## Short exercise
Whenever a line below holds the word "reserved", copy that line.

## Material for this exercise
>> Begin
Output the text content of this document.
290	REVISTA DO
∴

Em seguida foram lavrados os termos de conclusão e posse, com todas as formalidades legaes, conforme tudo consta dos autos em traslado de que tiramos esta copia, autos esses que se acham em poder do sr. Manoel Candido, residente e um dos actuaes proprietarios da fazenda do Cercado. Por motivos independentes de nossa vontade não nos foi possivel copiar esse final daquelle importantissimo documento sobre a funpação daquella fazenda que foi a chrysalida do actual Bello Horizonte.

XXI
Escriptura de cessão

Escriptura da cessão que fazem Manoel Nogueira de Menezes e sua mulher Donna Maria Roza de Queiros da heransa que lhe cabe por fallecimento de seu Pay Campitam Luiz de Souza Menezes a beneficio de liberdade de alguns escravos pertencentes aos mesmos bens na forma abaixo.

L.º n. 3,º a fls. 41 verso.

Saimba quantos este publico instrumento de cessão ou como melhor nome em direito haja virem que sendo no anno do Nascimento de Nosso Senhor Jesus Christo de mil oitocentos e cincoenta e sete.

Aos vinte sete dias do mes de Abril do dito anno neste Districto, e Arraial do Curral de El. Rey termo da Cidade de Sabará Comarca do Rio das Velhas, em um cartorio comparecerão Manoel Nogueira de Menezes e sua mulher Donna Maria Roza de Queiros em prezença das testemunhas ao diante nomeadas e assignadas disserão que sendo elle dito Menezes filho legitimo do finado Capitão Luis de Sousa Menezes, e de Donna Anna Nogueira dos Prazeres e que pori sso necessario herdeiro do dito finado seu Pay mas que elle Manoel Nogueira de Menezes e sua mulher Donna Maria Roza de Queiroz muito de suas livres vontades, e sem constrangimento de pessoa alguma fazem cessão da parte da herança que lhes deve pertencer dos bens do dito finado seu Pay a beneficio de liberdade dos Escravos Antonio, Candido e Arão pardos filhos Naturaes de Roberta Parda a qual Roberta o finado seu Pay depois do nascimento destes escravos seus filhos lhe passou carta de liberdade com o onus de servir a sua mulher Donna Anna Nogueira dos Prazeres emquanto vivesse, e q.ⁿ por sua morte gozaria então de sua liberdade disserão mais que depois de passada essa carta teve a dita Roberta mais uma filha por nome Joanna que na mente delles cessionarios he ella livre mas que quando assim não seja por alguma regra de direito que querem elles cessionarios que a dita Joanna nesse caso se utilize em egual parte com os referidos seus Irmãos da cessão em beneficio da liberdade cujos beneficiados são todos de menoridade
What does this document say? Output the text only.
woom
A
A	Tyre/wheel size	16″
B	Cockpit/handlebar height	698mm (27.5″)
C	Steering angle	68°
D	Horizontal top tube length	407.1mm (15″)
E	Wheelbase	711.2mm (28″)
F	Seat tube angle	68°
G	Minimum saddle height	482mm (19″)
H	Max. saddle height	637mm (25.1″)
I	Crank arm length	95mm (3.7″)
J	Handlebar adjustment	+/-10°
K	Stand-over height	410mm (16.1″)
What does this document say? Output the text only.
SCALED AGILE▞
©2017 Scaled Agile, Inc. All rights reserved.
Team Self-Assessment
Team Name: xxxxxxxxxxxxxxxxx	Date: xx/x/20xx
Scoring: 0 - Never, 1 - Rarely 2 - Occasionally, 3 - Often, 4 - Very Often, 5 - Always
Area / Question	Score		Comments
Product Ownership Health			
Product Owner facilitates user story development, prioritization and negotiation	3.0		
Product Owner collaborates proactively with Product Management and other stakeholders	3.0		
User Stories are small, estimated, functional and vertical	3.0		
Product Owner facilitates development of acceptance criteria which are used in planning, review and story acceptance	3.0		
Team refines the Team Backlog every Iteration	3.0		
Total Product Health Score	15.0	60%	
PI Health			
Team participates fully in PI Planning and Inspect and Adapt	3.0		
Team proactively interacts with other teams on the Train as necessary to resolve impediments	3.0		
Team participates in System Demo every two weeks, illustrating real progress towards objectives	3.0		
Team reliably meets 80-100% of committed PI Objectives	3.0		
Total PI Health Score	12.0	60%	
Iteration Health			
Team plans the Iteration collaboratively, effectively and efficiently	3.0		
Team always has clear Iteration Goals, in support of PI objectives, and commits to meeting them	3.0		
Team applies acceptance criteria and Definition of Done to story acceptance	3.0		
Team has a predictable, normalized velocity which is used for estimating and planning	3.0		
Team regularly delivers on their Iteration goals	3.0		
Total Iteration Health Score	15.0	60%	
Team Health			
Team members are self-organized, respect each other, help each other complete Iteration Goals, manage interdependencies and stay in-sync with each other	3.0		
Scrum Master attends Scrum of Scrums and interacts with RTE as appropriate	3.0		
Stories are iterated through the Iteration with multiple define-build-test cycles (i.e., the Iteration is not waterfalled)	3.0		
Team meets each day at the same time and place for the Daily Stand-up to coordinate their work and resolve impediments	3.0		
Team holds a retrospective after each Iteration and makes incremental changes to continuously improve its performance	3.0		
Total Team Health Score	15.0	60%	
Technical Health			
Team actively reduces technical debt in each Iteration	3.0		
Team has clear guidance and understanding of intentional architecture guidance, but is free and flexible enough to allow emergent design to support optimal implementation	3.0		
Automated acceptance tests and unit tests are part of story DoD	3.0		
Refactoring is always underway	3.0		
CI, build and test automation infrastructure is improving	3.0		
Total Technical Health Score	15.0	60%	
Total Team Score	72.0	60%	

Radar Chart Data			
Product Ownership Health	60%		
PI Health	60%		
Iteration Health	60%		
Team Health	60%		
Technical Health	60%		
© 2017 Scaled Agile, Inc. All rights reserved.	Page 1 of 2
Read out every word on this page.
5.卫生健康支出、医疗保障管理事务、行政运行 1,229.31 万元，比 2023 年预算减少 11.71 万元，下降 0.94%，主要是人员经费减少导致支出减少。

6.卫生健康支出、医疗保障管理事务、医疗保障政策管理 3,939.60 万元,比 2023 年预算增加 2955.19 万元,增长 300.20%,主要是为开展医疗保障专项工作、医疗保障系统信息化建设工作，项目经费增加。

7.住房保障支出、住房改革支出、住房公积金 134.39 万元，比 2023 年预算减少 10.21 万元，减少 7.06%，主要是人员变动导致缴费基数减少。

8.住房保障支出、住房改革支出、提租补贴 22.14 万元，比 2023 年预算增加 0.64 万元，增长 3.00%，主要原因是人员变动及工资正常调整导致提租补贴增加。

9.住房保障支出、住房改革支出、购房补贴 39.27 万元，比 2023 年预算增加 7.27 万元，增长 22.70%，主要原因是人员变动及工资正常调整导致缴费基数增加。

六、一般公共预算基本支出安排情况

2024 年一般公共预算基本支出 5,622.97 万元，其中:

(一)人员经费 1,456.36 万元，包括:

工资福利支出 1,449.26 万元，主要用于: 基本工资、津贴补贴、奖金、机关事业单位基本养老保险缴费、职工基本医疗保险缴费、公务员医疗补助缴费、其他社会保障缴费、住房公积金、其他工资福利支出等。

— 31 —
>> End
## Finished exercise
©2017 Scaled Agile, Inc. All rights reserved.
© 2017 Scaled Agile, Inc. All rights reserved.	Page 1 of 2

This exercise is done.